GOAL OF THE EXERCISE
Your task is to output the data exactly as it stands.

DATA IN THIS EXERCISE
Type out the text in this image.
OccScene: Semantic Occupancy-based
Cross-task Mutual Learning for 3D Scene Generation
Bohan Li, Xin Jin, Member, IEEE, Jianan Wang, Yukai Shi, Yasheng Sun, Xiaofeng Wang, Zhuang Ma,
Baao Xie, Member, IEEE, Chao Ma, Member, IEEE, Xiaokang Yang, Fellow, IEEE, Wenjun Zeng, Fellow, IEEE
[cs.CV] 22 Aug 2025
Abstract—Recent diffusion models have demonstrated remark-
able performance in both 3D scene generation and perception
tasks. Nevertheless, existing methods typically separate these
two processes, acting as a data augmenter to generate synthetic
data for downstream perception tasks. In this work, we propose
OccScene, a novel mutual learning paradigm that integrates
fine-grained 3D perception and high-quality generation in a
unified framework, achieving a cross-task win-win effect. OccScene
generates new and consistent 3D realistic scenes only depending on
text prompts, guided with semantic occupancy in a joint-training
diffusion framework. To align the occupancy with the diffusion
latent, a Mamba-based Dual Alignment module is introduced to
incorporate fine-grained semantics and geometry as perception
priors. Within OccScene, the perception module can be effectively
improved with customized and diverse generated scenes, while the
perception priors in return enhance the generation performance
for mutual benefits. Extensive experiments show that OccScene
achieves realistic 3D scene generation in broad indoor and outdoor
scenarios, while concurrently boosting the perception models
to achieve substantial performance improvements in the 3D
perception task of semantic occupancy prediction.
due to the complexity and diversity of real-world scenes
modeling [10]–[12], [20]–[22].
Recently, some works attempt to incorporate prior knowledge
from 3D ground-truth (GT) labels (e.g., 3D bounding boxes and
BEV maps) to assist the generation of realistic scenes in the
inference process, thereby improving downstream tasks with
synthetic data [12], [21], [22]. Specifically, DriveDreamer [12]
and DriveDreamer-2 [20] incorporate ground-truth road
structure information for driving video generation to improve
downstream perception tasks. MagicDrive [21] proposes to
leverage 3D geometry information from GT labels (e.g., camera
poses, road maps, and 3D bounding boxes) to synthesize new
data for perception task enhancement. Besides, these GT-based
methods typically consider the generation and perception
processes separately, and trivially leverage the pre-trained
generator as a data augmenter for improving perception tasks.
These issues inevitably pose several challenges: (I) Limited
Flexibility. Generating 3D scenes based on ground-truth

PROBLEM SOLUTION
Type out the text in this image.
OccScene: Semantic Occupancy-based
Cross-task Mutual Learning for 3D Scene Generation
Bohan Li, Xin Jin, Member, IEEE, Jianan Wang, Yukai Shi, Yasheng Sun, Xiaofeng Wang, Zhuang Ma,
Baao Xie, Member, IEEE, Chao Ma, Member, IEEE, Xiaokang Yang, Fellow, IEEE, Wenjun Zeng, Fellow, IEEE
[cs.CV] 22 Aug 2025
Abstract—Recent diffusion models have demonstrated remark-
able performance in both 3D scene generation and perception
tasks. Nevertheless, existing methods typically separate these
two processes, acting as a data augmenter to generate synthetic
data for downstream perception tasks. In this work, we propose
OccScene, a novel mutual learning paradigm that integrates
fine-grained 3D perception and high-quality generation in a
unified framework, achieving a cross-task win-win effect. OccScene
generates new and consistent 3D realistic scenes only depending on
text prompts, guided with semantic occupancy in a joint-training
diffusion framework. To align the occupancy with the diffusion
latent, a Mamba-based Dual Alignment module is introduced to
incorporate fine-grained semantics and geometry as perception
priors. Within OccScene, the perception module can be effectively
improved with customized and diverse generated scenes, while the
perception priors in return enhance the generation performance
for mutual benefits. Extensive experiments show that OccScene
achieves realistic 3D scene generation in broad indoor and outdoor
scenarios, while concurrently boosting the perception models
to achieve substantial performance improvements in the 3D
perception task of semantic occupancy prediction.
due to the complexity and diversity of real-world scenes
modeling [10]–[12], [20]–[22].
Recently, some works attempt to incorporate prior knowledge
from 3D ground-truth (GT) labels (e.g., 3D bounding boxes and
BEV maps) to assist the generation of realistic scenes in the
inference process, thereby improving downstream tasks with
synthetic data [12], [21], [22]. Specifically, DriveDreamer [12]
and DriveDreamer-2 [20] incorporate ground-truth road
structure information for driving video generation to improve
downstream perception tasks. MagicDrive [21] proposes to
leverage 3D geometry information from GT labels (e.g., camera
poses, road maps, and 3D bounding boxes) to synthesize new
data for perception task enhancement. Besides, these GT-based
methods typically consider the generation and perception
processes separately, and trivially leverage the pre-trained
generator as a data augmenter for improving perception tasks.
These issues inevitably pose several challenges: (I) Limited
Flexibility. Generating 3D scenes based on ground-truth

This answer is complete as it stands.